[Data entries start]

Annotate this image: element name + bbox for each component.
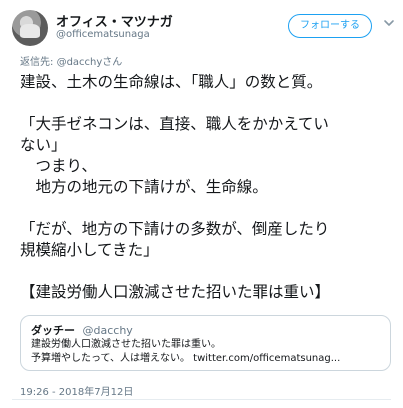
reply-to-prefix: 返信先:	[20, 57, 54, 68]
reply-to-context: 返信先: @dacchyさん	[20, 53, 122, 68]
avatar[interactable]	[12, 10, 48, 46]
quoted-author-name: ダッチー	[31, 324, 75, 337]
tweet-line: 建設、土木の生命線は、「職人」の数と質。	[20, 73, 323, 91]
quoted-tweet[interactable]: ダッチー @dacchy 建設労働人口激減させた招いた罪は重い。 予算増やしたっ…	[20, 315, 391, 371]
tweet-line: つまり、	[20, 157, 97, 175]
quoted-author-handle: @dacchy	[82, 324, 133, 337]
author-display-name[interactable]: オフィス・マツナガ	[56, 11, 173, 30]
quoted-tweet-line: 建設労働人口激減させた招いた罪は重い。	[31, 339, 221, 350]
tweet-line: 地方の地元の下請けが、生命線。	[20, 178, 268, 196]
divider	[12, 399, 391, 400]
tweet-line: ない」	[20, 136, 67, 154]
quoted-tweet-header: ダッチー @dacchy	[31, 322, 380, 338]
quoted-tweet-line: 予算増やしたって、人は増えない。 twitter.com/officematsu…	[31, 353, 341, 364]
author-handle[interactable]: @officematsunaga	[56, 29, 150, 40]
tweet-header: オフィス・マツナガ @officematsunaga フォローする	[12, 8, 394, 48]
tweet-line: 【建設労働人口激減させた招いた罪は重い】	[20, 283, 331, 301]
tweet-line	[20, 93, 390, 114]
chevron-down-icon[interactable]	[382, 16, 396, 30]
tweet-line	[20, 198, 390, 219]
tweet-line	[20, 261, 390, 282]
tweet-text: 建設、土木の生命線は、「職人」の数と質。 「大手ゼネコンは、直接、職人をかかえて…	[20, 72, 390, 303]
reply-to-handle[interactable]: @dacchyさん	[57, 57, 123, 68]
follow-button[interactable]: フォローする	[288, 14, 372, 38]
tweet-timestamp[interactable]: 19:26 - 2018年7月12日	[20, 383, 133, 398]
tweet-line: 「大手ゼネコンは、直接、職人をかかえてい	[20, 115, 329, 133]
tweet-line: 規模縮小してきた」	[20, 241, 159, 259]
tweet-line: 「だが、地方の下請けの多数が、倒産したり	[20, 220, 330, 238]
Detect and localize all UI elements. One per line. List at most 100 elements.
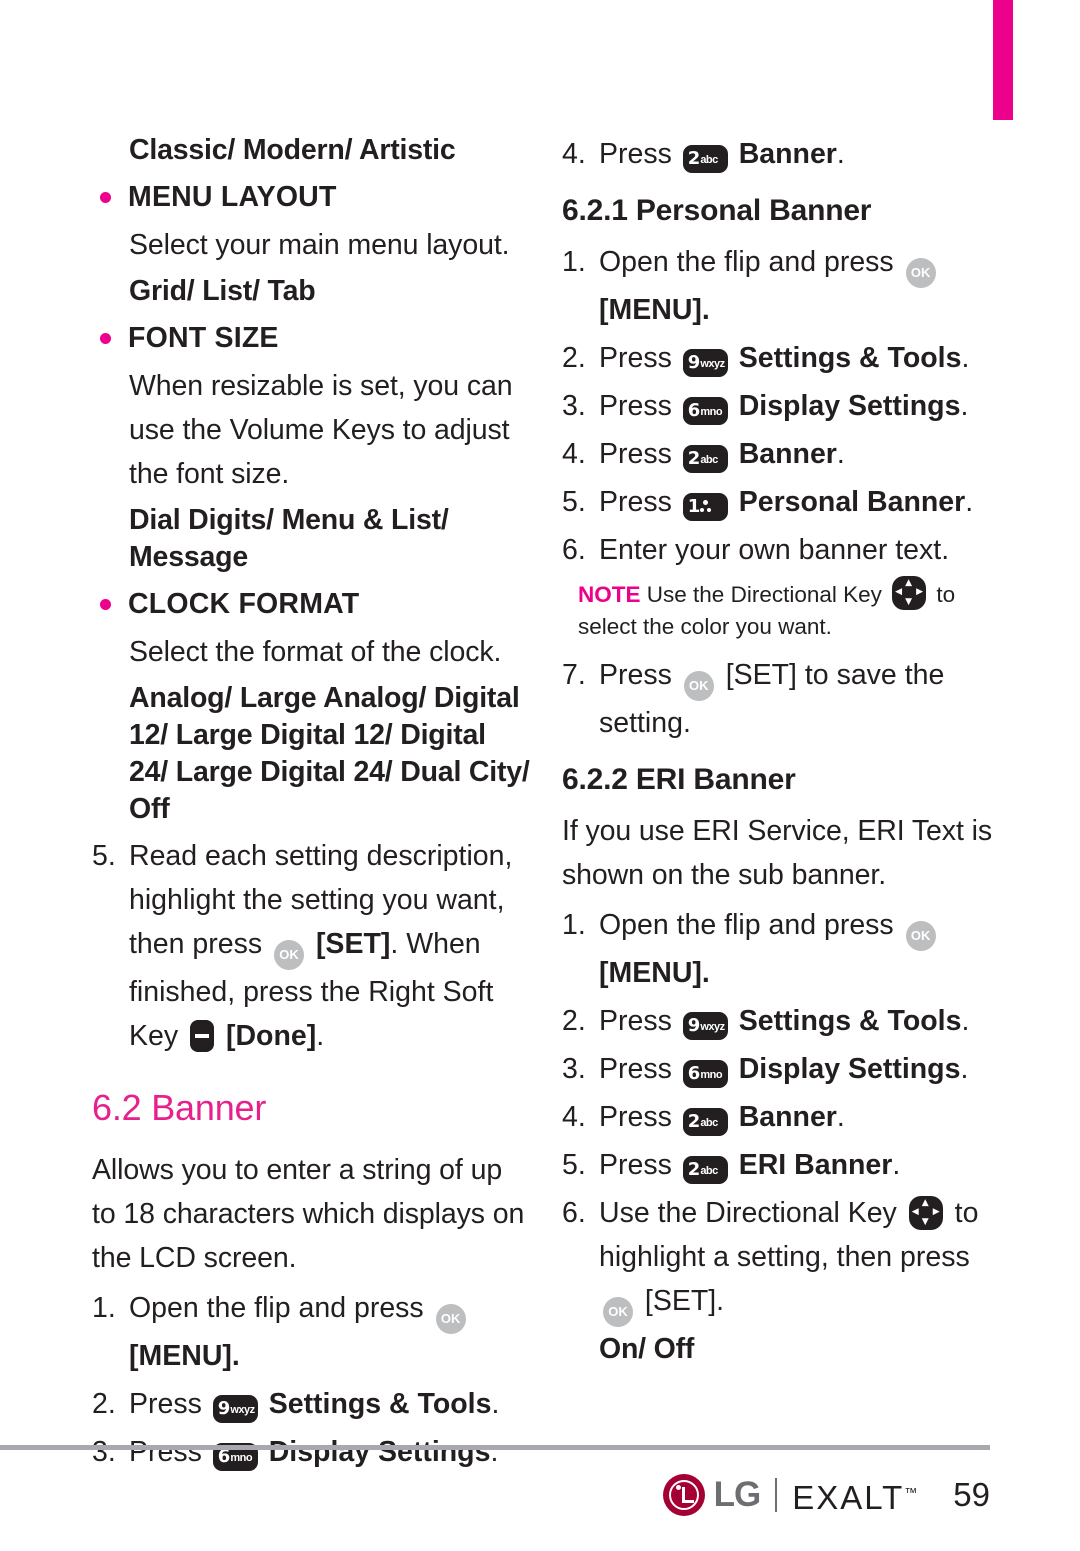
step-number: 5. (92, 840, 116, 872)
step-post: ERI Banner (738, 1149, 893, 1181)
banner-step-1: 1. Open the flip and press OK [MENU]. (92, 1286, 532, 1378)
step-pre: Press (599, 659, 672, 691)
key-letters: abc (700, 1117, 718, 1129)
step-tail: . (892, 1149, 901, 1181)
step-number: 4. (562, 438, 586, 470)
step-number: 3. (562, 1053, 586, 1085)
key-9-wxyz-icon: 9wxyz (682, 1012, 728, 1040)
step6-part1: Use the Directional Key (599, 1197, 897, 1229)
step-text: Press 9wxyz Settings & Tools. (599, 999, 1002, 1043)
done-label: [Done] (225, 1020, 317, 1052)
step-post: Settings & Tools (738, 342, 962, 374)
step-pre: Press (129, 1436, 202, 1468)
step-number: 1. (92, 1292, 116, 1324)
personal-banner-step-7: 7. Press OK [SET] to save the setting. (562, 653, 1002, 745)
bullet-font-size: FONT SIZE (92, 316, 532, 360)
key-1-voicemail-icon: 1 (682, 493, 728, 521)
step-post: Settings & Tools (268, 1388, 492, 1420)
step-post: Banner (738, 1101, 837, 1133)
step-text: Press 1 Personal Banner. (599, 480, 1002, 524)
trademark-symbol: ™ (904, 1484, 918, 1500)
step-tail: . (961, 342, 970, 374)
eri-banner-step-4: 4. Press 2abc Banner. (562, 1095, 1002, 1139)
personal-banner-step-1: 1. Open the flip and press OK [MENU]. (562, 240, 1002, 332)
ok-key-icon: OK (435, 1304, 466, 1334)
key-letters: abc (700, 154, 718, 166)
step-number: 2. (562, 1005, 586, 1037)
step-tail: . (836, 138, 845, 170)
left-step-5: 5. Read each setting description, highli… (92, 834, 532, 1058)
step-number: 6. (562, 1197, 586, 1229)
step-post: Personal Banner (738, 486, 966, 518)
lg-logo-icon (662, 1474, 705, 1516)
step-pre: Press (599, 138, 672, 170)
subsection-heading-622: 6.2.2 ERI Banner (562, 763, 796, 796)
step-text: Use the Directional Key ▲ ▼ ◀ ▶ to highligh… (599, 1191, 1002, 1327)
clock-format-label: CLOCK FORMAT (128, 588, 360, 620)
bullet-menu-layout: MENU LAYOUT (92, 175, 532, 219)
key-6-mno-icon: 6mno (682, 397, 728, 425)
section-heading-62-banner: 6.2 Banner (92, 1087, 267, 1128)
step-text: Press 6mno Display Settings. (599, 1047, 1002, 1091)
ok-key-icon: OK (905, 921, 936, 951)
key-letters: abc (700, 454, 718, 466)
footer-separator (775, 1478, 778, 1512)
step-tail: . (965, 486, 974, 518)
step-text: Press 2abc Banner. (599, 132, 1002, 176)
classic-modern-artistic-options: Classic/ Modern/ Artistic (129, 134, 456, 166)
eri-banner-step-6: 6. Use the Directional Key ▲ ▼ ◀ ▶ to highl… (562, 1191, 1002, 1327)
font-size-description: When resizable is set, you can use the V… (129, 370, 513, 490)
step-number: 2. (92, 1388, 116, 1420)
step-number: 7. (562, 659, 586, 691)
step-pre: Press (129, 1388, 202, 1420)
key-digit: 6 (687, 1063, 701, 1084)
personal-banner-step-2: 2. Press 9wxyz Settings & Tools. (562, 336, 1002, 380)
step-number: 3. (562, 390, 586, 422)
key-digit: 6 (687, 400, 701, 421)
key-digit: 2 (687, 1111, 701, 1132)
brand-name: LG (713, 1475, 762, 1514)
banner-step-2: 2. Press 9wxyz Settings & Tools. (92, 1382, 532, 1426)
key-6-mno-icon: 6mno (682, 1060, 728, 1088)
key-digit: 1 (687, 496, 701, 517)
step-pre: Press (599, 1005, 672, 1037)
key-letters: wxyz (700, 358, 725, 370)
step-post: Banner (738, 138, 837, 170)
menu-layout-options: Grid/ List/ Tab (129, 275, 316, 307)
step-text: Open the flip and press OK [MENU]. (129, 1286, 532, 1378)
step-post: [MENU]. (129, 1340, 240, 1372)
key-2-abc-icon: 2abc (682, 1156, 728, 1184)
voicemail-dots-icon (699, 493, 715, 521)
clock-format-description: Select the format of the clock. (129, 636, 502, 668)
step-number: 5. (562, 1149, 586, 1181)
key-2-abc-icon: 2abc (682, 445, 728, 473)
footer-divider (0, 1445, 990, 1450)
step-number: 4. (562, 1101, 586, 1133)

[Data entries end]

* **Task statement**: Reproduce every line of the listing above verbatim, leaving out the picture lines.

* **The response**:
Annotate this image: element name + bbox for each component.
reply-to-prefix: 返信先:	[20, 57, 54, 68]
reply-to-context: 返信先: @dacchyさん	[20, 53, 122, 68]
avatar[interactable]	[12, 10, 48, 46]
quoted-author-name: ダッチー	[31, 324, 75, 337]
tweet-line: 建設、土木の生命線は、「職人」の数と質。	[20, 73, 323, 91]
quoted-tweet[interactable]: ダッチー @dacchy 建設労働人口激減させた招いた罪は重い。 予算増やしたっ…	[20, 315, 391, 371]
tweet-line: つまり、	[20, 157, 97, 175]
quoted-author-handle: @dacchy	[82, 324, 133, 337]
author-display-name[interactable]: オフィス・マツナガ	[56, 11, 173, 30]
quoted-tweet-line: 建設労働人口激減させた招いた罪は重い。	[31, 339, 221, 350]
tweet-line: 地方の地元の下請けが、生命線。	[20, 178, 268, 196]
divider	[12, 399, 391, 400]
tweet-line: ない」	[20, 136, 67, 154]
quoted-tweet-header: ダッチー @dacchy	[31, 322, 380, 338]
quoted-tweet-line: 予算増やしたって、人は増えない。 twitter.com/officematsu…	[31, 353, 341, 364]
author-handle[interactable]: @officematsunaga	[56, 29, 150, 40]
tweet-header: オフィス・マツナガ @officematsunaga フォローする	[12, 8, 394, 48]
tweet-line: 【建設労働人口激減させた招いた罪は重い】	[20, 283, 331, 301]
tweet-line	[20, 93, 390, 114]
chevron-down-icon[interactable]	[382, 16, 396, 30]
tweet-line	[20, 198, 390, 219]
tweet-line	[20, 261, 390, 282]
tweet-text: 建設、土木の生命線は、「職人」の数と質。 「大手ゼネコンは、直接、職人をかかえて…	[20, 72, 390, 303]
reply-to-handle[interactable]: @dacchyさん	[57, 57, 123, 68]
follow-button[interactable]: フォローする	[288, 14, 372, 38]
tweet-timestamp[interactable]: 19:26 - 2018年7月12日	[20, 383, 133, 398]
tweet-line: 「大手ゼネコンは、直接、職人をかかえてい	[20, 115, 329, 133]
tweet-line: 規模縮小してきた」	[20, 241, 159, 259]
tweet-line: 「だが、地方の下請けの多数が、倒産したり	[20, 220, 330, 238]
Detect and localize all UI elements. One per line. List at most 100 elements.
step-number: 5. (92, 840, 116, 872)
step-post: ERI Banner (738, 1149, 893, 1181)
banner-step-1: 1. Open the flip and press OK [MENU]. (92, 1286, 532, 1378)
step-pre: Press (599, 659, 672, 691)
key-letters: abc (700, 1117, 718, 1129)
step-tail: . (892, 1149, 901, 1181)
step-number: 4. (562, 438, 586, 470)
step-number: 3. (562, 1053, 586, 1085)
key-9-wxyz-icon: 9wxyz (682, 1012, 728, 1040)
step6-part1: Use the Directional Key (599, 1197, 897, 1229)
step-text: Press 9wxyz Settings & Tools. (599, 999, 1002, 1043)
done-label: [Done] (225, 1020, 317, 1052)
step-post: Settings & Tools (738, 342, 962, 374)
step-pre: Press (129, 1436, 202, 1468)
step-number: 1. (92, 1292, 116, 1324)
personal-banner-step-7: 7. Press OK [SET] to save the setting. (562, 653, 1002, 745)
bullet-font-size: FONT SIZE (92, 316, 532, 360)
key-1-voicemail-icon: 1 (682, 493, 728, 521)
step-post: Settings & Tools (268, 1388, 492, 1420)
step-post: Banner (738, 1101, 837, 1133)
step-text: Press 1 Personal Banner. (599, 480, 1002, 524)
trademark-symbol: ™ (904, 1484, 918, 1500)
step-tail: . (961, 342, 970, 374)
eri-banner-step-4: 4. Press 2abc Banner. (562, 1095, 1002, 1139)
personal-banner-step-1: 1. Open the flip and press OK [MENU]. (562, 240, 1002, 332)
ok-key-icon: OK (435, 1304, 466, 1334)
key-letters: abc (700, 154, 718, 166)
step-number: 2. (562, 1005, 586, 1037)
step-tail: . (836, 138, 845, 170)
left-step-5: 5. Read each setting description, highli… (92, 834, 532, 1058)
step-number: 6. (562, 1197, 586, 1229)
step-post: Personal Banner (738, 486, 966, 518)
lg-logo-icon (662, 1474, 705, 1516)
step-pre: Press (599, 138, 672, 170)
subsection-heading-622: 6.2.2 ERI Banner (562, 763, 796, 796)
step-text: Use the Directional Key ▲ ▼ ◀ ▶ to highligh… (599, 1191, 1002, 1327)
clock-format-label: CLOCK FORMAT (128, 588, 360, 620)
bullet-menu-layout: MENU LAYOUT (92, 175, 532, 219)
key-6-mno-icon: 6mno (682, 397, 728, 425)
section-heading-62-banner: 6.2 Banner (92, 1087, 267, 1128)
step-text: Press 6mno Display Settings. (599, 1047, 1002, 1091)
ok-key-icon: OK (905, 921, 936, 951)
key-letters: abc (700, 454, 718, 466)
footer-separator (775, 1478, 778, 1512)
step-tail: . (965, 486, 974, 518)
step-text: Press 2abc Banner. (599, 132, 1002, 176)
classic-modern-artistic-options: Classic/ Modern/ Artistic (129, 134, 456, 166)
eri-banner-step-6: 6. Use the Directional Key ▲ ▼ ◀ ▶ to highl… (562, 1191, 1002, 1327)
font-size-description: When resizable is set, you can use the V… (129, 370, 513, 490)
step-number: 2. (92, 1388, 116, 1420)
step-number: 7. (562, 659, 586, 691)
step-pre: Press (129, 1388, 202, 1420)
key-digit: 6 (687, 1063, 701, 1084)
personal-banner-step-2: 2. Press 9wxyz Settings & Tools. (562, 336, 1002, 380)
step-number: 3. (562, 390, 586, 422)
key-digit: 6 (687, 400, 701, 421)
key-digit: 2 (687, 1111, 701, 1132)
brand-name: LG (713, 1475, 762, 1514)
banner-step-2: 2. Press 9wxyz Settings & Tools. (92, 1382, 532, 1426)
key-6-mno-icon: 6mno (682, 1060, 728, 1088)
key-digit: 1 (687, 496, 701, 517)
step-pre: Press (599, 1005, 672, 1037)
key-letters: wxyz (700, 358, 725, 370)
step-post: Banner (738, 138, 837, 170)
menu-layout-options: Grid/ List/ Tab (129, 275, 316, 307)
step-text: Open the flip and press OK [MENU]. (129, 1286, 532, 1378)
step-post: [MENU]. (129, 1340, 240, 1372)
key-2-abc-icon: 2abc (682, 1156, 728, 1184)
voicemail-dots-icon (699, 493, 715, 521)
clock-format-description: Select the format of the clock. (129, 636, 502, 668)
step-number: 5. (562, 1149, 586, 1181)
key-2-abc-icon: 2abc (682, 445, 728, 473)
footer-divider (0, 1445, 990, 1450)
step-number: 4. (562, 1101, 586, 1133)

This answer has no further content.